## RAW DATA
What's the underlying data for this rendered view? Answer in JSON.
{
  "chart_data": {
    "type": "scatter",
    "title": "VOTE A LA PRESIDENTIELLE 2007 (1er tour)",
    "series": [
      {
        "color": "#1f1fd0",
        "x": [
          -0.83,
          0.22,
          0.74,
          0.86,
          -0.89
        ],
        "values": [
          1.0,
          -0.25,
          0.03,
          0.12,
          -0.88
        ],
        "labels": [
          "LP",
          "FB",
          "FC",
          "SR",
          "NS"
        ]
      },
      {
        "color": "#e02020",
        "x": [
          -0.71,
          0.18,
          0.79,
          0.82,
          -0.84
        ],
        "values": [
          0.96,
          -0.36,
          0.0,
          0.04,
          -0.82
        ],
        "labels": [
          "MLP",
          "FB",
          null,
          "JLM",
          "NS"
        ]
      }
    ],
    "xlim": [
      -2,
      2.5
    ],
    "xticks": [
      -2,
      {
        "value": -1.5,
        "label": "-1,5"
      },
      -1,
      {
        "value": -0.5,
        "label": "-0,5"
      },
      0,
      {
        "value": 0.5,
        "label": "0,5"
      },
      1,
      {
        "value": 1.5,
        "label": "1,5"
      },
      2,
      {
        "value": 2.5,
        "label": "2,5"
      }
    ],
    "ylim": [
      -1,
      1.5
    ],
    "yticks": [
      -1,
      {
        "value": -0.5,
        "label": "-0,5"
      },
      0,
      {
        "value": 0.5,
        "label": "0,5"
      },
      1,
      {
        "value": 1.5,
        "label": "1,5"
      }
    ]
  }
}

## EXERCISE DESCRIPTION
All of the material must be reproduced exactly.

## FINISHED TASK
What's the underlying data for this rendered view? Answer in JSON.
{
  "chart_data": {
    "type": "scatter",
    "title": "VOTE A LA PRESIDENTIELLE 2007 (1er tour)",
    "series": [
      {
        "color": "#1f1fd0",
        "x": [
          -0.83,
          0.22,
          0.74,
          0.86,
          -0.89
        ],
        "values": [
          1.0,
          -0.25,
          0.03,
          0.12,
          -0.88
        ],
        "labels": [
          "LP",
          "FB",
          "FC",
          "SR",
          "NS"
        ]
      },
      {
        "color": "#e02020",
        "x": [
          -0.71,
          0.18,
          0.79,
          0.82,
          -0.84
        ],
        "values": [
          0.96,
          -0.36,
          0.0,
          0.04,
          -0.82
        ],
        "labels": [
          "MLP",
          "FB",
          null,
          "JLM",
          "NS"
        ]
      }
    ],
    "xlim": [
      -2,
      2.5
    ],
    "xticks": [
      -2,
      {
        "value": -1.5,
        "label": "-1,5"
      },
      -1,
      {
        "value": -0.5,
        "label": "-0,5"
      },
      0,
      {
        "value": 0.5,
        "label": "0,5"
      },
      1,
      {
        "value": 1.5,
        "label": "1,5"
      },
      2,
      {
        "value": 2.5,
        "label": "2,5"
      }
    ],
    "ylim": [
      -1,
      1.5
    ],
    "yticks": [
      -1,
      {
        "value": -0.5,
        "label": "-0,5"
      },
      0,
      {
        "value": 0.5,
        "label": "0,5"
      },
      1,
      {
        "value": 1.5,
        "label": "1,5"
      }
    ]
  }
}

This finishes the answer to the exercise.